__SUPPLIED PASSAGE__:
***

Look for an oblong brass valve stud that the meter keys fits onto on the public side of the meter. Leave a faucet running so that you can watch the little "leak indicator" triangle on the meter. If it's spinning, the water is on and running. When the little triangle is stopped, the water is off.
Call the public water works people and ask what their pressure is at your meter. Put a water pressure gauge on a hose bibb and check the pressure with the water off and with the water running.
If it is well above 60 psi, you may want to install an adjustable Pressure Reducing Valve near the meter. If you install a PRV, you create a closed loop system, which also usually requires a small expansion tank on the supply line at your water heater. 
Good luck!
Mike


----------



## Nestor_Kelebay (Jun 17, 2008)

Look on the tag on your water heater's pressure release valve. It will normally tell you the pressure and temperature rating of your PRV.

I can't say I recall correctly right now, but the tag on my old water heater's prv was about 150 psi and 200 deg. F. So, connect a pressure gauge to your hot water heater's drain valve and see if the pressure is close to 150 psi. If it isn't anywhere near there, you might just need to replace your PRV. If it is, then there's a good chance that you need an expansion tank on your hot water supply piping.

Water is strange. It is almost unaffected by pressure, but will expand significantly when heated. So, when you get cold water into your water heater and heat it up, it expands and creates pressure inside your hot water heater that can easily exceed 150 psi. So, your PRV valve drips to release that pressure.

By installing an expansion tank, the expansion of the water goes into stretching a rubber bladder inside the expansion tank instead of forcing open your hot water heater's PRV.


----------



## ccarlisle (Jul 2, 2008)

Doesn't water only expand about 4% when heated or frozen? :huh:


----------



## Nestor_Kelebay (Jun 17, 2008)

No, water is at it's densest at 4 degrees above freezing.

H2O expands by about 10 percent when it freezes, which is why about 10 percent of an iceburg is above the water line and 90 percent below. (It's the only stuff we know of that expands when it freezes.)

But, liquid water also expands as you heat it. That is, cool water expands when you warm it as well. I don't know off the top what the coefficient is.


----------



## Chris Magee (Aug 11, 2008)

*PRV leaking mystery*

Mike and Nestor, Your information is helping a lot. I'm getting a plumbing, mechanical and chemistry lession all at once. Ok. I checked the tag on the new pressure relief valve I just installed and it does read 150 PSI and 200 degrees. I know the water is not 200 degrees because I can let it run on my hand right out of the drain valve without burning me. I bought the pressure gauge at lunch and will check the pressure tonight. I also found where the main supply line comes into the house. These is a shut off valve that is behind the water heater itself and was hard to see (really bad placement for that valve). The shut off wheel is sticking thru the wall board. So, I shut it off and sure enough - all the water in the house was shut off. I cut away some of the wall board around the shut-off valve. I don't see a pressure reducing valve near that shut off valve, but there is a 3/4" to 1/2" tee that branches about 1 foot above the shut off.

Now that I've found the main line, let me ask this. If the pressure is high - 150 or so - more than the limit of the relief valve - is there any reason why I should not install a pressure reducing valve either above or below that shut off valve - as long as I install it on the main line before the line branches to other parts of the house - AND even if there is already a pressure reducing valve somewhere above or below the point where I install a new one - in other words, does it matter that an old, no-longer-working pressure reducing valve might already be on the main line somewhere above or below the point when I am able to install a new one?

***

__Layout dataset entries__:
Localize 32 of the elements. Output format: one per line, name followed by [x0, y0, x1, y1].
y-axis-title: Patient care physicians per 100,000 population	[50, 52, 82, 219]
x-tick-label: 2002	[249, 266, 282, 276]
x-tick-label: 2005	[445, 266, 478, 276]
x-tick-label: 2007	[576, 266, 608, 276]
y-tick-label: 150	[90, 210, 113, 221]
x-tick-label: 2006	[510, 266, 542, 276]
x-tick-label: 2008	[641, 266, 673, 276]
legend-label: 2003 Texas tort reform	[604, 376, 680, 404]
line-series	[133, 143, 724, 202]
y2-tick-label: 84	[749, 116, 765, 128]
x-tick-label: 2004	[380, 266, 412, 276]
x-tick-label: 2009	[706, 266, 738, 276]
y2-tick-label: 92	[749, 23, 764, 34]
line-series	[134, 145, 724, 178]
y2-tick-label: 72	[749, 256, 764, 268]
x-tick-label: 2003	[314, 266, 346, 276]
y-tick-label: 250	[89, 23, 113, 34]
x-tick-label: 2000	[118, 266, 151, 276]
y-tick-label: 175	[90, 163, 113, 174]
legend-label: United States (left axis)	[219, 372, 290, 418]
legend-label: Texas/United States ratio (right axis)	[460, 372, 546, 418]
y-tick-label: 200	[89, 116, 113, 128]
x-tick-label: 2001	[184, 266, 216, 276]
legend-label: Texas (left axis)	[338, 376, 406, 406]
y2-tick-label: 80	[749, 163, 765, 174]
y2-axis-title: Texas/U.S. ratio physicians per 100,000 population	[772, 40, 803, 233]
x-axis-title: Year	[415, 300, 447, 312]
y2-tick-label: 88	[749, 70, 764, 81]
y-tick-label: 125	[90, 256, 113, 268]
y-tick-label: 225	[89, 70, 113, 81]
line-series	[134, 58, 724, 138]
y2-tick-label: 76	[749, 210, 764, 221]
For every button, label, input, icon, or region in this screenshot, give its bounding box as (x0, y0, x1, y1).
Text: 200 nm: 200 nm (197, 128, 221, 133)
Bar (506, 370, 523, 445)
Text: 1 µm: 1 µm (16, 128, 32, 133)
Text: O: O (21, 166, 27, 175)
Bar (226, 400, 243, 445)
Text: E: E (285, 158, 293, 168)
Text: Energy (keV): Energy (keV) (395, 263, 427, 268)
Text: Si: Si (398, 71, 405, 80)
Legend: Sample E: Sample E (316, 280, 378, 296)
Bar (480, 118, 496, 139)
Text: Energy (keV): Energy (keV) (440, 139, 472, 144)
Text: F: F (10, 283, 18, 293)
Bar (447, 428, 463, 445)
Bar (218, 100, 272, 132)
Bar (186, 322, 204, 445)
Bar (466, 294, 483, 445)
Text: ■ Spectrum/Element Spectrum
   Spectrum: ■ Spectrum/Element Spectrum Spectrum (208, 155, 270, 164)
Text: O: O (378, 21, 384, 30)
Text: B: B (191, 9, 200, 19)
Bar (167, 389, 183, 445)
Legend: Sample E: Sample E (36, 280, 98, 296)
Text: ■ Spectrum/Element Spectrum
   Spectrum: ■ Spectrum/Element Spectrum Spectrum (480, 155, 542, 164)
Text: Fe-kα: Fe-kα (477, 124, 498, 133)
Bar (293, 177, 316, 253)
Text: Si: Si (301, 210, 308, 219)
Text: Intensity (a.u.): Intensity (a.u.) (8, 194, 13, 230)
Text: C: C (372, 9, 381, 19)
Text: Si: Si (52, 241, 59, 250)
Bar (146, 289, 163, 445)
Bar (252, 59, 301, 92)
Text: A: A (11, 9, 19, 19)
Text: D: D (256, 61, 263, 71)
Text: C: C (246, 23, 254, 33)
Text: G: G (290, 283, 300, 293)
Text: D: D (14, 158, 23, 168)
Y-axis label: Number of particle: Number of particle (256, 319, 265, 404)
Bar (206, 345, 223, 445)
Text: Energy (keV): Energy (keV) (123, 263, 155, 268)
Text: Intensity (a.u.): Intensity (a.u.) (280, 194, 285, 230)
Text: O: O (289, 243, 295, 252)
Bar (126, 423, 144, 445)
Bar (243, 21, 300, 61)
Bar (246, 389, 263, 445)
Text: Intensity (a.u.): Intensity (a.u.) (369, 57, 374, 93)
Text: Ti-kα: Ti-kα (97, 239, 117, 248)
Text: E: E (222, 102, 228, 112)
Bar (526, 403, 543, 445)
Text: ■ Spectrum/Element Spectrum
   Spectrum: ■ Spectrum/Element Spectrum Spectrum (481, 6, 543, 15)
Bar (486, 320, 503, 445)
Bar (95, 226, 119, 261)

***

__REQUEST 1__: Say whether each statement agrees with the relief valve thread, answering yes or no and quoting the words that decide it. (a) The shut-off valve on the main line was easy to see. (b) Installing a pressure reducing valve usually calls for a small expansion tank at the water heater. (c) Chris Magee found a pressure reducing valve near the shut-off valve.
__REQUEST 2__: Quote word for word the part of the relief valve thread starting with "But, liquid water" and going on through "the coefficient is.".

__CORRECT RESPONSE 1__:
(a) No: "was hard to see (really bad placement for that valve)"
(b) Yes: "which also usually requires a small expansion tank on the supply line at your water heater"
(c) No: "I don't see a pressure reducing valve near that shut off valve"

__CORRECT RESPONSE 2__:
But, liquid water also expands as you heat it. That is, cool water expands when you warm it as well. I don't know off the top what the coefficient is.